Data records
· · · · · · ·
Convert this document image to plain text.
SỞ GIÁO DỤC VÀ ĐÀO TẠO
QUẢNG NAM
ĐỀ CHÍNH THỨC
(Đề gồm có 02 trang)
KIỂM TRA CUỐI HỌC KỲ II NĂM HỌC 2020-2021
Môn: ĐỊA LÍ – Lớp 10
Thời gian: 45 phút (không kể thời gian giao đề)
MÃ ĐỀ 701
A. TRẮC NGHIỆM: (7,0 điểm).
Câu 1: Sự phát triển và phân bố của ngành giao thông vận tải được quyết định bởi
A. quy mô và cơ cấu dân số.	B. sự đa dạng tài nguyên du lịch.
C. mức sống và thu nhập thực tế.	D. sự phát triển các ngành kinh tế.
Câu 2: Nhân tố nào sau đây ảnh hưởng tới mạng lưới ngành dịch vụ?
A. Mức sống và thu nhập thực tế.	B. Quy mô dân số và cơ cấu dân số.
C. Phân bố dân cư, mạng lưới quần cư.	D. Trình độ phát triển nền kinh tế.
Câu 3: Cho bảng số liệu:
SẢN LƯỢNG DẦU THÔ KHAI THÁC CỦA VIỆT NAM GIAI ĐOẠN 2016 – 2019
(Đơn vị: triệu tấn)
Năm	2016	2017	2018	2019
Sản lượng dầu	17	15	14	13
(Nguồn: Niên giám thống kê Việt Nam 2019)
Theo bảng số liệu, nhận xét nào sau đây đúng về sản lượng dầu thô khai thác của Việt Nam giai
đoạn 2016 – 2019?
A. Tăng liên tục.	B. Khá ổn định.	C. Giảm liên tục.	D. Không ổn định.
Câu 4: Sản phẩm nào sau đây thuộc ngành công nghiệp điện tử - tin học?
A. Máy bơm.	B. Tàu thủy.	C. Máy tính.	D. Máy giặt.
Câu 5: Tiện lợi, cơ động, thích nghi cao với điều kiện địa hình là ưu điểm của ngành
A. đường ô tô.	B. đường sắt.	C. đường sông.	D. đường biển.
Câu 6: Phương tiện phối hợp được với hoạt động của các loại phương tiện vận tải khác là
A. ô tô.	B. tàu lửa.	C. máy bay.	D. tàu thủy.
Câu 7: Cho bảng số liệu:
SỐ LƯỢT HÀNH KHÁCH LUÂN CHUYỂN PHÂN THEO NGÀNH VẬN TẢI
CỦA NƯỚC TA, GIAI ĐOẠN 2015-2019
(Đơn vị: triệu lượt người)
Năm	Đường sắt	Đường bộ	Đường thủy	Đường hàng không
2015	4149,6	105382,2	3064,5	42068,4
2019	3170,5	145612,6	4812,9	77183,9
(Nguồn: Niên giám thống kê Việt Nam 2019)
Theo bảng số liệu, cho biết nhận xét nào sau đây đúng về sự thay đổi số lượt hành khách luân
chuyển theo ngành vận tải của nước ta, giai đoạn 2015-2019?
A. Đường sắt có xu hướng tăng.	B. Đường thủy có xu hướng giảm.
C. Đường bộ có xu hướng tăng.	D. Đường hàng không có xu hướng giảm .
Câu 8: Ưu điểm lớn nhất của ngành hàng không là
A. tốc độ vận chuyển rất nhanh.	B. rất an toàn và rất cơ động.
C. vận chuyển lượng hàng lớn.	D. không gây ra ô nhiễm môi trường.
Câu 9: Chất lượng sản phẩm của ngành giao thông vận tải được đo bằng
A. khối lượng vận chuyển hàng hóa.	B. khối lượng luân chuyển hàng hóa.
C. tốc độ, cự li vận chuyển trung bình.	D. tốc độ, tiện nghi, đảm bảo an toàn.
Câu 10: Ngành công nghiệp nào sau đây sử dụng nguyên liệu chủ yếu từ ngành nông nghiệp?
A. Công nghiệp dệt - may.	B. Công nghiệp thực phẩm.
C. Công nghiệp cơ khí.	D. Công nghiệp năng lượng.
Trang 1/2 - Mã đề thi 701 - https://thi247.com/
· · · · · · ·
# AIM:
Copy every record exactly as presented.

# RESULT OF THE TASK:
Convert this document image to plain text.
SỞ GIÁO DỤC VÀ ĐÀO TẠO
QUẢNG NAM
ĐỀ CHÍNH THỨC
(Đề gồm có 02 trang)
KIỂM TRA CUỐI HỌC KỲ II NĂM HỌC 2020-2021
Môn: ĐỊA LÍ – Lớp 10
Thời gian: 45 phút (không kể thời gian giao đề)
MÃ ĐỀ 701
A. TRẮC NGHIỆM: (7,0 điểm).
Câu 1: Sự phát triển và phân bố của ngành giao thông vận tải được quyết định bởi
A. quy mô và cơ cấu dân số.	B. sự đa dạng tài nguyên du lịch.
C. mức sống và thu nhập thực tế.	D. sự phát triển các ngành kinh tế.
Câu 2: Nhân tố nào sau đây ảnh hưởng tới mạng lưới ngành dịch vụ?
A. Mức sống và thu nhập thực tế.	B. Quy mô dân số và cơ cấu dân số.
C. Phân bố dân cư, mạng lưới quần cư.	D. Trình độ phát triển nền kinh tế.
Câu 3: Cho bảng số liệu:
SẢN LƯỢNG DẦU THÔ KHAI THÁC CỦA VIỆT NAM GIAI ĐOẠN 2016 – 2019
(Đơn vị: triệu tấn)
Năm	2016	2017	2018	2019
Sản lượng dầu	17	15	14	13
(Nguồn: Niên giám thống kê Việt Nam 2019)
Theo bảng số liệu, nhận xét nào sau đây đúng về sản lượng dầu thô khai thác của Việt Nam giai
đoạn 2016 – 2019?
A. Tăng liên tục.	B. Khá ổn định.	C. Giảm liên tục.	D. Không ổn định.
Câu 4: Sản phẩm nào sau đây thuộc ngành công nghiệp điện tử - tin học?
A. Máy bơm.	B. Tàu thủy.	C. Máy tính.	D. Máy giặt.
Câu 5: Tiện lợi, cơ động, thích nghi cao với điều kiện địa hình là ưu điểm của ngành
A. đường ô tô.	B. đường sắt.	C. đường sông.	D. đường biển.
Câu 6: Phương tiện phối hợp được với hoạt động của các loại phương tiện vận tải khác là
A. ô tô.	B. tàu lửa.	C. máy bay.	D. tàu thủy.
Câu 7: Cho bảng số liệu:
SỐ LƯỢT HÀNH KHÁCH LUÂN CHUYỂN PHÂN THEO NGÀNH VẬN TẢI
CỦA NƯỚC TA, GIAI ĐOẠN 2015-2019
(Đơn vị: triệu lượt người)
Năm	Đường sắt	Đường bộ	Đường thủy	Đường hàng không
2015	4149,6	105382,2	3064,5	42068,4
2019	3170,5	145612,6	4812,9	77183,9
(Nguồn: Niên giám thống kê Việt Nam 2019)
Theo bảng số liệu, cho biết nhận xét nào sau đây đúng về sự thay đổi số lượt hành khách luân
chuyển theo ngành vận tải của nước ta, giai đoạn 2015-2019?
A. Đường sắt có xu hướng tăng.	B. Đường thủy có xu hướng giảm.
C. Đường bộ có xu hướng tăng.	D. Đường hàng không có xu hướng giảm .
Câu 8: Ưu điểm lớn nhất của ngành hàng không là
A. tốc độ vận chuyển rất nhanh.	B. rất an toàn và rất cơ động.
C. vận chuyển lượng hàng lớn.	D. không gây ra ô nhiễm môi trường.
Câu 9: Chất lượng sản phẩm của ngành giao thông vận tải được đo bằng
A. khối lượng vận chuyển hàng hóa.	B. khối lượng luân chuyển hàng hóa.
C. tốc độ, cự li vận chuyển trung bình.	D. tốc độ, tiện nghi, đảm bảo an toàn.
Câu 10: Ngành công nghiệp nào sau đây sử dụng nguyên liệu chủ yếu từ ngành nông nghiệp?
A. Công nghiệp dệt - may.	B. Công nghiệp thực phẩm.
C. Công nghiệp cơ khí.	D. Công nghiệp năng lượng.
Trang 1/2 - Mã đề thi 701 - https://thi247.com/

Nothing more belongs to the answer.